● GIVEN INSTRUCTION: Repeat each record below exactly as given.

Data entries
######

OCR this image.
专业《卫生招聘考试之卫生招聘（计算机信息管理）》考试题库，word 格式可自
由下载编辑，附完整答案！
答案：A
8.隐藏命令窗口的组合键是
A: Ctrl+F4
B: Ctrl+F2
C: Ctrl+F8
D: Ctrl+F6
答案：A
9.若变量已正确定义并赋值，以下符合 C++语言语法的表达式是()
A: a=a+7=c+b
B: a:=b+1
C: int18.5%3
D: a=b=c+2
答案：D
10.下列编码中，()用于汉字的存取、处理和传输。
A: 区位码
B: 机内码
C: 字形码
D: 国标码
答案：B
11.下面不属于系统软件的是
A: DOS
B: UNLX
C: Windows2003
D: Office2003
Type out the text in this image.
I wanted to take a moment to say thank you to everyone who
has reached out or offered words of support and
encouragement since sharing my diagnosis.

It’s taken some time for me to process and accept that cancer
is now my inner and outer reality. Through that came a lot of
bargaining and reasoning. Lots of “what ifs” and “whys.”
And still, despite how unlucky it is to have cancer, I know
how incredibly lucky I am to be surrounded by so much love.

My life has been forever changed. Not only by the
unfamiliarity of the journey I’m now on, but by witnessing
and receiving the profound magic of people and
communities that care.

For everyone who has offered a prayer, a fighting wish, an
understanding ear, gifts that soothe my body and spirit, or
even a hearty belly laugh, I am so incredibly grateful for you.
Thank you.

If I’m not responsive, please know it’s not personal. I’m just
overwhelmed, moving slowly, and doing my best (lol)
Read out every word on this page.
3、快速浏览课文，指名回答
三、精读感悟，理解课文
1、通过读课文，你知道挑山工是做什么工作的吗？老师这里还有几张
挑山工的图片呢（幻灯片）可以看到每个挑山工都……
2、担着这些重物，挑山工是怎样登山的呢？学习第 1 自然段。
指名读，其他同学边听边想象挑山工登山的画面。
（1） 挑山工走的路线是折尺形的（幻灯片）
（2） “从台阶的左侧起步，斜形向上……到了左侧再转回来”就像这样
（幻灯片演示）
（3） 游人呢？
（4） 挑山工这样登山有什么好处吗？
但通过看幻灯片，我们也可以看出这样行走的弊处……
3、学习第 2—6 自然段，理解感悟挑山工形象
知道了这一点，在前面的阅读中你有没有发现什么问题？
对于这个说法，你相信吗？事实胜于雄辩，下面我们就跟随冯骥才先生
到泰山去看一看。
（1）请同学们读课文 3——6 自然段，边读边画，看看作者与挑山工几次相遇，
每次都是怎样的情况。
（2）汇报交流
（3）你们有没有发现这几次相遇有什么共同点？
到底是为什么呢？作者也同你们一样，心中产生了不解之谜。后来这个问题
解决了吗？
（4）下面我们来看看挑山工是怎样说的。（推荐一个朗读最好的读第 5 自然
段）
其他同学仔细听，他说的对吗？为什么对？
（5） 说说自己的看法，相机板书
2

######

● COMPLETE OUTPUT:
OCR this image.
专业《卫生招聘考试之卫生招聘（计算机信息管理）》考试题库，word 格式可自
由下载编辑，附完整答案！
答案：A
8.隐藏命令窗口的组合键是
A: Ctrl+F4
B: Ctrl+F2
C: Ctrl+F8
D: Ctrl+F6
答案：A
9.若变量已正确定义并赋值，以下符合 C++语言语法的表达式是()
A: a=a+7=c+b
B: a:=b+1
C: int18.5%3
D: a=b=c+2
答案：D
10.下列编码中，()用于汉字的存取、处理和传输。
A: 区位码
B: 机内码
C: 字形码
D: 国标码
答案：B
11.下面不属于系统软件的是
A: DOS
B: UNLX
C: Windows2003
D: Office2003
Type out the text in this image.
I wanted to take a moment to say thank you to everyone who
has reached out or offered words of support and
encouragement since sharing my diagnosis.

It’s taken some time for me to process and accept that cancer
is now my inner and outer reality. Through that came a lot of
bargaining and reasoning. Lots of “what ifs” and “whys.”
And still, despite how unlucky it is to have cancer, I know
how incredibly lucky I am to be surrounded by so much love.

My life has been forever changed. Not only by the
unfamiliarity of the journey I’m now on, but by witnessing
and receiving the profound magic of people and
communities that care.

For everyone who has offered a prayer, a fighting wish, an
understanding ear, gifts that soothe my body and spirit, or
even a hearty belly laugh, I am so incredibly grateful for you.
Thank you.

If I’m not responsive, please know it’s not personal. I’m just
overwhelmed, moving slowly, and doing my best (lol)
Read out every word on this page.
3、快速浏览课文，指名回答
三、精读感悟，理解课文
1、通过读课文，你知道挑山工是做什么工作的吗？老师这里还有几张
挑山工的图片呢（幻灯片）可以看到每个挑山工都……
2、担着这些重物，挑山工是怎样登山的呢？学习第 1 自然段。
指名读，其他同学边听边想象挑山工登山的画面。
（1） 挑山工走的路线是折尺形的（幻灯片）
（2） “从台阶的左侧起步，斜形向上……到了左侧再转回来”就像这样
（幻灯片演示）
（3） 游人呢？
（4） 挑山工这样登山有什么好处吗？
但通过看幻灯片，我们也可以看出这样行走的弊处……
3、学习第 2—6 自然段，理解感悟挑山工形象
知道了这一点，在前面的阅读中你有没有发现什么问题？
对于这个说法，你相信吗？事实胜于雄辩，下面我们就跟随冯骥才先生
到泰山去看一看。
（1）请同学们读课文 3——6 自然段，边读边画，看看作者与挑山工几次相遇，
每次都是怎样的情况。
（2）汇报交流
（3）你们有没有发现这几次相遇有什么共同点？
到底是为什么呢？作者也同你们一样，心中产生了不解之谜。后来这个问题
解决了吗？
（4）下面我们来看看挑山工是怎样说的。（推荐一个朗读最好的读第 5 自然
段）
其他同学仔细听，他说的对吗？为什么对？
（5） 说说自己的看法，相机板书
2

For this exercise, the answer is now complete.